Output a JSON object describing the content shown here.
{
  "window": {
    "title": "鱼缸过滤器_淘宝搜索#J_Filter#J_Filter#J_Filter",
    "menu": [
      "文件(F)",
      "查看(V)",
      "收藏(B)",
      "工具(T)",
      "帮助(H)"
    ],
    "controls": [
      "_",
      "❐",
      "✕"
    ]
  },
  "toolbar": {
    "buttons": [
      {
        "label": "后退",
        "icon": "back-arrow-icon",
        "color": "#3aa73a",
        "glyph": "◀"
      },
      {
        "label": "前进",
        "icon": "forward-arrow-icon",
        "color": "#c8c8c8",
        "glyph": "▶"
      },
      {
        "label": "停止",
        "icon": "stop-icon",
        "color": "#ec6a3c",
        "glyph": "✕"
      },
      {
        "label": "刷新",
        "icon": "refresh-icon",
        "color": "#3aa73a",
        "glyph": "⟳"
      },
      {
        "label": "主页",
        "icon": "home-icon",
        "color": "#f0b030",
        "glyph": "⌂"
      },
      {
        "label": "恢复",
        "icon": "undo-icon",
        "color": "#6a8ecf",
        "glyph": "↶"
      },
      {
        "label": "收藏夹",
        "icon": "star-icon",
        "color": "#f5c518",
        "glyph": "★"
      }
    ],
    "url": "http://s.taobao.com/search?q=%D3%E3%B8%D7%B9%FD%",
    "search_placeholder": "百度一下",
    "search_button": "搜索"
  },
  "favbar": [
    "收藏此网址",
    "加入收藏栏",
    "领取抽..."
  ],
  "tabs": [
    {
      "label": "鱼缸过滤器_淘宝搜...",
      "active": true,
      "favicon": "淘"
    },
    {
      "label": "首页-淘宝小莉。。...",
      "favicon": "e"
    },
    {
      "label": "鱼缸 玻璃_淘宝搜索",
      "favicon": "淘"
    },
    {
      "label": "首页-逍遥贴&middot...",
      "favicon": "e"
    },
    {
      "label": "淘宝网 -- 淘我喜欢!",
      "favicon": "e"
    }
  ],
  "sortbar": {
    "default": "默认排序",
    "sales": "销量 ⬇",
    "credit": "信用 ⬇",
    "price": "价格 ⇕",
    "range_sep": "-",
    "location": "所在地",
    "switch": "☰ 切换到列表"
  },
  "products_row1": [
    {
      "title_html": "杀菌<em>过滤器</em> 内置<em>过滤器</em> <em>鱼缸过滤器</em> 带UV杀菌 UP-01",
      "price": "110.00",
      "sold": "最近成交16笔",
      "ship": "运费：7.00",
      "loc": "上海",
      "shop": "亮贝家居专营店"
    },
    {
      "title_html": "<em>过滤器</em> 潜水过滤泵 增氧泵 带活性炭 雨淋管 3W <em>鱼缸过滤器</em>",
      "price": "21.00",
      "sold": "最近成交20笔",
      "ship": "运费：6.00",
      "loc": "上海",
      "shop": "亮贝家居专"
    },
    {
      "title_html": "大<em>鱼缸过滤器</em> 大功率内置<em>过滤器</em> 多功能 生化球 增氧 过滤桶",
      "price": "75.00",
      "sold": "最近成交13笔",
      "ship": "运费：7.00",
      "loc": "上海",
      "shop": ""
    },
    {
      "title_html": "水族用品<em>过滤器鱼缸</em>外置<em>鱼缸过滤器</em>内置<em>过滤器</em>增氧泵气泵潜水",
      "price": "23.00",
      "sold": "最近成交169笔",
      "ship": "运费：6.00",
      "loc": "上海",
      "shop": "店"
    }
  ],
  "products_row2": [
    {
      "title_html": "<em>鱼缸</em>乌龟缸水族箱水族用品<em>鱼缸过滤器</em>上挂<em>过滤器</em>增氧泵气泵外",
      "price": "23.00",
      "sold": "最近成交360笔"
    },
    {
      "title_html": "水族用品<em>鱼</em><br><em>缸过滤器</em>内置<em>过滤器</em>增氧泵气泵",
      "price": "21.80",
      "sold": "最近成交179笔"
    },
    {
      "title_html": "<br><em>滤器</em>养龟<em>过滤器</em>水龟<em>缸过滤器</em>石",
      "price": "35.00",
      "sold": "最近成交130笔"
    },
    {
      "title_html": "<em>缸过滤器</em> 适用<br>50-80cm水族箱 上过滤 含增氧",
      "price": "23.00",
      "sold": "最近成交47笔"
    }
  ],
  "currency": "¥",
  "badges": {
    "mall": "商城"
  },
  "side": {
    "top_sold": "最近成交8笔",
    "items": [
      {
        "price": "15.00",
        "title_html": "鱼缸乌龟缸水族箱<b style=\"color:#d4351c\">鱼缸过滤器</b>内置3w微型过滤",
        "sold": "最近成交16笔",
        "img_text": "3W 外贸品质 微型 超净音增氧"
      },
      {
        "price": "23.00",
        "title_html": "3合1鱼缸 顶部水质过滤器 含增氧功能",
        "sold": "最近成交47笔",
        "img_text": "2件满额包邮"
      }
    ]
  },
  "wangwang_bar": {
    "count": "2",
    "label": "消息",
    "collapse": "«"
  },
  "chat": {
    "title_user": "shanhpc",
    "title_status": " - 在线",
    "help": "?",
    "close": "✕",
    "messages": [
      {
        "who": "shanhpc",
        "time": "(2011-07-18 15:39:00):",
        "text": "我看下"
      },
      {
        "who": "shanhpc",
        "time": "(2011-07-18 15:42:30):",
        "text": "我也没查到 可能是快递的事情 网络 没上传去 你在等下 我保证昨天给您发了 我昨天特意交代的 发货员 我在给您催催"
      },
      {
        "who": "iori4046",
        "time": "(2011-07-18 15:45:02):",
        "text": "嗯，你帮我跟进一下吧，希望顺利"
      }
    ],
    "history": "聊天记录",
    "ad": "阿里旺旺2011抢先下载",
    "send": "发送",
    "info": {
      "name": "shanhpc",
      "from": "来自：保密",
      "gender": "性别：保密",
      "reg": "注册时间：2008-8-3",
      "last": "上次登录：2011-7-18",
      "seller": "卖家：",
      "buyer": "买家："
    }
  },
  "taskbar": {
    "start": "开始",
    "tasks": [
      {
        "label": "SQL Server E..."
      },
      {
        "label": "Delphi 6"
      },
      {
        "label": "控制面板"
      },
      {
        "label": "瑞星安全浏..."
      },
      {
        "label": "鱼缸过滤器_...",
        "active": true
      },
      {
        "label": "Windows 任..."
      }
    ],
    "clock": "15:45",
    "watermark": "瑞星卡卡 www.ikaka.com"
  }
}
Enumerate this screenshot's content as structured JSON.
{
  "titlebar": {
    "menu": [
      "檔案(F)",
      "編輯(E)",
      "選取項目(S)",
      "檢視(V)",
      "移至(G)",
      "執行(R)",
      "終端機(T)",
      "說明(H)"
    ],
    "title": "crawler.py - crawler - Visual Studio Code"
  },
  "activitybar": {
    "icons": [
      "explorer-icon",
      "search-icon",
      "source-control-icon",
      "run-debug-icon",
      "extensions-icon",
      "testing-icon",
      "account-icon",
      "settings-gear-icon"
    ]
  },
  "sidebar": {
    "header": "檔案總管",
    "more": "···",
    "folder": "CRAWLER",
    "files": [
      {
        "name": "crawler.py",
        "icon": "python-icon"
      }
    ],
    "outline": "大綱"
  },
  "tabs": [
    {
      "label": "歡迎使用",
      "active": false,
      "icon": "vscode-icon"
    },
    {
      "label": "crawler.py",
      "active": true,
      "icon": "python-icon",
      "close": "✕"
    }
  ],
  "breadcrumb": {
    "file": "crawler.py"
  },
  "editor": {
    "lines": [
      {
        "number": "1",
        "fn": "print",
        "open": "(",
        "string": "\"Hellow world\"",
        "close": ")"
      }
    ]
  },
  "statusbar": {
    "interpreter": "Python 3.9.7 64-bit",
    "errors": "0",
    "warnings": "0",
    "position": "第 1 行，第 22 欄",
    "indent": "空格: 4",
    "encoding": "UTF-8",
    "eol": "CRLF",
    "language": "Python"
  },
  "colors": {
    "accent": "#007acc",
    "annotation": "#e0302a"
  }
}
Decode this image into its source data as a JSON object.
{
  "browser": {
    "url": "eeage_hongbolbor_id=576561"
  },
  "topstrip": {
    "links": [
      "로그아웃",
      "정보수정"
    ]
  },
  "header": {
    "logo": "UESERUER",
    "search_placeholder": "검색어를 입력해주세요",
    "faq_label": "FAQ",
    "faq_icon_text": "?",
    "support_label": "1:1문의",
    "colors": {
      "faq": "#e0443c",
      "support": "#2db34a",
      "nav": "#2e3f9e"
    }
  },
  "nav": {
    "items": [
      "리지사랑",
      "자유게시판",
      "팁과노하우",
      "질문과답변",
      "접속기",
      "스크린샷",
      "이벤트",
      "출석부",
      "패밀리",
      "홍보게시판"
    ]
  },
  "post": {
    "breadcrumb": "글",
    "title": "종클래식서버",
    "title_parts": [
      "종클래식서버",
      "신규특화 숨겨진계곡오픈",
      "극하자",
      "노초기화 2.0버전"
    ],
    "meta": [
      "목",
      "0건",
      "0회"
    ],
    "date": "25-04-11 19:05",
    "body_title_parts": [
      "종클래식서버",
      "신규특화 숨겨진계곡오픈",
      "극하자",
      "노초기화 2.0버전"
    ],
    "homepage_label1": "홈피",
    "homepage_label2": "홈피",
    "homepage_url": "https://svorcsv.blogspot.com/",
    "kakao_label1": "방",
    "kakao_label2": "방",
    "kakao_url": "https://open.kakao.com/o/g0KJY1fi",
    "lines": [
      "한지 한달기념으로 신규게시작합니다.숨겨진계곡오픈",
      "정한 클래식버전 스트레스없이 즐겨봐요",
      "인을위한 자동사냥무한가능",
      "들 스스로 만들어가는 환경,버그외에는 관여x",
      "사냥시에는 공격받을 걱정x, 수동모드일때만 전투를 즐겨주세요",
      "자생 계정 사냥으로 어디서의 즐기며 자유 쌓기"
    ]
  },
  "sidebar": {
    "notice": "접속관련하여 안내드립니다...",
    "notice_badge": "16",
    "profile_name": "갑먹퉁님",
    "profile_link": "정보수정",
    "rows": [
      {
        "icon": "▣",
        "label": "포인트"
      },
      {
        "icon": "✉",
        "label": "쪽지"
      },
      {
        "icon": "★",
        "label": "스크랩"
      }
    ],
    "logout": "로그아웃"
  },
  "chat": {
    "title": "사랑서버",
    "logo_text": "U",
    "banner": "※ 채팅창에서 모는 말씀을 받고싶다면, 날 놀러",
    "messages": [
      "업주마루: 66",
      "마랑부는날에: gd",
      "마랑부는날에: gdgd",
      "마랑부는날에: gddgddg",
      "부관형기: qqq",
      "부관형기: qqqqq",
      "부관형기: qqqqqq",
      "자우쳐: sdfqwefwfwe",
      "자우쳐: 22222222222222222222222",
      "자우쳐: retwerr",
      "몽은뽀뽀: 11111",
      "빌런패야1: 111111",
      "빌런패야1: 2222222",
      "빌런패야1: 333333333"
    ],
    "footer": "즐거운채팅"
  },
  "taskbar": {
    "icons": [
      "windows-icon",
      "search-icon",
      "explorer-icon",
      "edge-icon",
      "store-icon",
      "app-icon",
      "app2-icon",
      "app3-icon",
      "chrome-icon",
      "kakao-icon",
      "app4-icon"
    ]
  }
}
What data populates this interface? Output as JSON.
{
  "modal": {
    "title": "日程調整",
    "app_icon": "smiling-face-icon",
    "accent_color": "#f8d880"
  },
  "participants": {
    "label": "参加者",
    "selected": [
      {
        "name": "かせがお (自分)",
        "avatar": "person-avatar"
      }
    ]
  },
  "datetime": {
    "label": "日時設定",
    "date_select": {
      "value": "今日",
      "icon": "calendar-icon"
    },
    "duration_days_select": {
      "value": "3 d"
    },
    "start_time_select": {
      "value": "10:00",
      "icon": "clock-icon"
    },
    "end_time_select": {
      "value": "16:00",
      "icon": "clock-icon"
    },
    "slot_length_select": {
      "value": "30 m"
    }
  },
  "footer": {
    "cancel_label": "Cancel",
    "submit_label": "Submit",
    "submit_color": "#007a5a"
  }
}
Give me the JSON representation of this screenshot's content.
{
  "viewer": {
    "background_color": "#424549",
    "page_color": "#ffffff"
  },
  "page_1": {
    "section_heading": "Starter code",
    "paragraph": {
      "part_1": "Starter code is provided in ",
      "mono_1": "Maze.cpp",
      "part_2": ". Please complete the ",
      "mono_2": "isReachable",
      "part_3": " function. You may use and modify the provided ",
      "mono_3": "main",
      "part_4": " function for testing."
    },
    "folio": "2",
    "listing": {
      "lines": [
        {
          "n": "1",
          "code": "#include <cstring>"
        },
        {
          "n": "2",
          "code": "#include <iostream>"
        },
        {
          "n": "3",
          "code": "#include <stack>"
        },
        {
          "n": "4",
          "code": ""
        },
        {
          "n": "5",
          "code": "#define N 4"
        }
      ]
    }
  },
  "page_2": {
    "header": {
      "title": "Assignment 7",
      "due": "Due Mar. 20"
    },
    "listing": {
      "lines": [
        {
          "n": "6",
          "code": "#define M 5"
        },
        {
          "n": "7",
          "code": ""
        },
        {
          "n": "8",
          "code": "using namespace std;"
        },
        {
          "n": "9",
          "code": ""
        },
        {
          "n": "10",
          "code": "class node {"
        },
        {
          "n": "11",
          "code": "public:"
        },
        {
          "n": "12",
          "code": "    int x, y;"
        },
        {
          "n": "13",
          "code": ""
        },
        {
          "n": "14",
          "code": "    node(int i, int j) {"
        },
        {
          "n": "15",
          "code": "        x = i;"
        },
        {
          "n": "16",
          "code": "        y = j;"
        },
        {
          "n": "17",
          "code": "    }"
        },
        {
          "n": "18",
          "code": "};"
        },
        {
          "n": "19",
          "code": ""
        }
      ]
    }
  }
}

================================

Every line from the one holding "Give me the" through the final line of the listing must be echoed exactly; leave out all other lines.

### Finished exercise
Give me the JSON representation of this screenshot's content.
{
  "viewer": {
    "background_color": "#424549",
    "page_color": "#ffffff"
  },
  "page_1": {
    "section_heading": "Starter code",
    "paragraph": {
      "part_1": "Starter code is provided in ",
      "mono_1": "Maze.cpp",
      "part_2": ". Please complete the ",
      "mono_2": "isReachable",
      "part_3": " function. You may use and modify the provided ",
      "mono_3": "main",
      "part_4": " function for testing."
    },
    "folio": "2",
    "listing": {
      "lines": [
        {
          "n": "1",
          "code": "#include <cstring>"
        },
        {
          "n": "2",
          "code": "#include <iostream>"
        },
        {
          "n": "3",
          "code": "#include <stack>"
        },
        {
          "n": "4",
          "code": ""
        },
        {
          "n": "5",
          "code": "#define N 4"
        }
      ]
    }
  },
  "page_2": {
    "header": {
      "title": "Assignment 7",
      "due": "Due Mar. 20"
    },
    "listing": {
      "lines": [
        {
          "n": "6",
          "code": "#define M 5"
        },
        {
          "n": "7",
          "code": ""
        },
        {
          "n": "8",
          "code": "using namespace std;"
        },
        {
          "n": "9",
          "code": ""
        },
        {
          "n": "10",
          "code": "class node {"
        },
        {
          "n": "11",
          "code": "public:"
        },
        {
          "n": "12",
          "code": "    int x, y;"
        },
        {
          "n": "13",
          "code": ""
        },
        {
          "n": "14",
          "code": "    node(int i, int j) {"
        },
        {
          "n": "15",
          "code": "        x = i;"
        },
        {
          "n": "16",
          "code": "        y = j;"
        },
        {
          "n": "17",
          "code": "    }"
        },
        {
          "n": "18",
          "code": "};"
        },
        {
          "n": "19",
          "code": ""
        }
      ]
    }
  }
}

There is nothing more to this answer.